***** RAW RECORDS
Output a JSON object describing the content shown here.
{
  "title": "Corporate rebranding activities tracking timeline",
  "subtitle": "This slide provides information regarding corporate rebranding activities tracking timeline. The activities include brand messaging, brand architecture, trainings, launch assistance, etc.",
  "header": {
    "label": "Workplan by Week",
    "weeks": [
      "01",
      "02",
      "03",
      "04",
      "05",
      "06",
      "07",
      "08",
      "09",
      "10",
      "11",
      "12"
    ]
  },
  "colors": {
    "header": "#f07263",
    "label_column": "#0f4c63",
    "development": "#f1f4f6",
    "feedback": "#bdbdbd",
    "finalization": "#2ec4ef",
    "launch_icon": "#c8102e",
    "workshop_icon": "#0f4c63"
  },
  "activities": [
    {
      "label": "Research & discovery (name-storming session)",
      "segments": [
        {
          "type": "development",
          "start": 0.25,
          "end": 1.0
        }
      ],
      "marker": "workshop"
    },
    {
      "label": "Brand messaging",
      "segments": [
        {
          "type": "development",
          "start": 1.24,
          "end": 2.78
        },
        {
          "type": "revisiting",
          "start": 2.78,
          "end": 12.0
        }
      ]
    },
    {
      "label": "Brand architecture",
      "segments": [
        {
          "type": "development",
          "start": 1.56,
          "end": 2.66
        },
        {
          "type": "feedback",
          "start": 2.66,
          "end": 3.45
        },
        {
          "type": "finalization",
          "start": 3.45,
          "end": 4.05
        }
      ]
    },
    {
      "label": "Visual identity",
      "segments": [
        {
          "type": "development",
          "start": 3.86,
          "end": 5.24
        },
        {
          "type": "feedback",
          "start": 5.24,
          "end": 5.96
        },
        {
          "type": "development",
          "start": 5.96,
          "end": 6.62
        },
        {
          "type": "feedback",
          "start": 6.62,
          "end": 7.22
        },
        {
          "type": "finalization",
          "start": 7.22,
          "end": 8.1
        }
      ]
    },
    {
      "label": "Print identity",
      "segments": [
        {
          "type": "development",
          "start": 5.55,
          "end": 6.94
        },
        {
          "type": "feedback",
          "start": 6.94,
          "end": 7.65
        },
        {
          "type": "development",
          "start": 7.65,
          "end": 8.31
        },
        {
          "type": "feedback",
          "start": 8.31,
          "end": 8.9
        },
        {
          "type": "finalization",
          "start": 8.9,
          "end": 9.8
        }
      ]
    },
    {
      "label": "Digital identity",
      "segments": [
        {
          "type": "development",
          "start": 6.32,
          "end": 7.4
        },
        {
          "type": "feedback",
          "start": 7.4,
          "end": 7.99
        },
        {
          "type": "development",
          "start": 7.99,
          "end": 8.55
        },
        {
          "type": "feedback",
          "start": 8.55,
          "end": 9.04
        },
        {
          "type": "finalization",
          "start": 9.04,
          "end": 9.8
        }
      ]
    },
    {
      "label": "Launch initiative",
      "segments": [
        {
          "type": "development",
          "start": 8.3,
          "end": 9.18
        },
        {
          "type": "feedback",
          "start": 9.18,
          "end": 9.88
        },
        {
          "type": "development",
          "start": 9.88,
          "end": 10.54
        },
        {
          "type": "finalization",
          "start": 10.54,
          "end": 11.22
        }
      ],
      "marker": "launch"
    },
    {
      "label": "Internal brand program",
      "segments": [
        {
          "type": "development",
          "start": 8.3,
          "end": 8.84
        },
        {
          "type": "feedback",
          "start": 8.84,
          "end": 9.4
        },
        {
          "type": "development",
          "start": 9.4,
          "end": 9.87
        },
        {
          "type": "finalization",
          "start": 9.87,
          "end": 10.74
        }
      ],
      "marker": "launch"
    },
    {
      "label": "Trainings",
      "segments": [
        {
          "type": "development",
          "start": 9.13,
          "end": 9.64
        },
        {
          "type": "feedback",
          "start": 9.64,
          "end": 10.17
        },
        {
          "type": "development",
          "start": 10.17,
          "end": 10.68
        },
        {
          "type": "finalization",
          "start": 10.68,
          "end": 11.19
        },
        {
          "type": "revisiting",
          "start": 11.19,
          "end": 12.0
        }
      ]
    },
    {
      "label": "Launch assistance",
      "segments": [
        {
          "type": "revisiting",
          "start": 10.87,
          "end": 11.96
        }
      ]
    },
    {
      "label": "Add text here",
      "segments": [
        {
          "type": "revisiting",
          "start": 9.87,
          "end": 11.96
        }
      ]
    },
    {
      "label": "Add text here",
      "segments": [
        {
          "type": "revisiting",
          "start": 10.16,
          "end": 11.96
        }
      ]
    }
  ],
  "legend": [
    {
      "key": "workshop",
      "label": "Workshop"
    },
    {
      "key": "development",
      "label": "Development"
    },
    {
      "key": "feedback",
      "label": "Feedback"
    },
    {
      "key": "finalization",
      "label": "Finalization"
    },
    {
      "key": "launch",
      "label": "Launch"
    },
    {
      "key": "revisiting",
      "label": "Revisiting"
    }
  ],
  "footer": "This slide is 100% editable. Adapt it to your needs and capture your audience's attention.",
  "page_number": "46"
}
**********
Copy every line of the entries above in which "identity" occurs.

      "label": "Visual identity",
      "label": "Print identity",
      "label": "Digital identity",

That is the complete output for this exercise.